— start Entries —

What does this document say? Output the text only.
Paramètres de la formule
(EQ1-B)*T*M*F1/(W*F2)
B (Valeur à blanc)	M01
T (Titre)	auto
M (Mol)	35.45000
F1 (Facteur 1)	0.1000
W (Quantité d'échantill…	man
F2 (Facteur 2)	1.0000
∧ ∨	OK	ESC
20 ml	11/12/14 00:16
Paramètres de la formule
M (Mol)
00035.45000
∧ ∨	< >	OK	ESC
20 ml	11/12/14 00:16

— end Entries —

• What is being asked:
Write the entire listing out again, word for word.

• In response:
What does this document say? Output the text only.
Paramètres de la formule
(EQ1-B)*T*M*F1/(W*F2)
B (Valeur à blanc)	M01
T (Titre)	auto
M (Mol)	35.45000
F1 (Facteur 1)	0.1000
W (Quantité d'échantill…	man
F2 (Facteur 2)	1.0000
∧ ∨	OK	ESC
20 ml	11/12/14 00:16
Paramètres de la formule
M (Mol)
00035.45000
∧ ∨	< >	OK	ESC
20 ml	11/12/14 00:16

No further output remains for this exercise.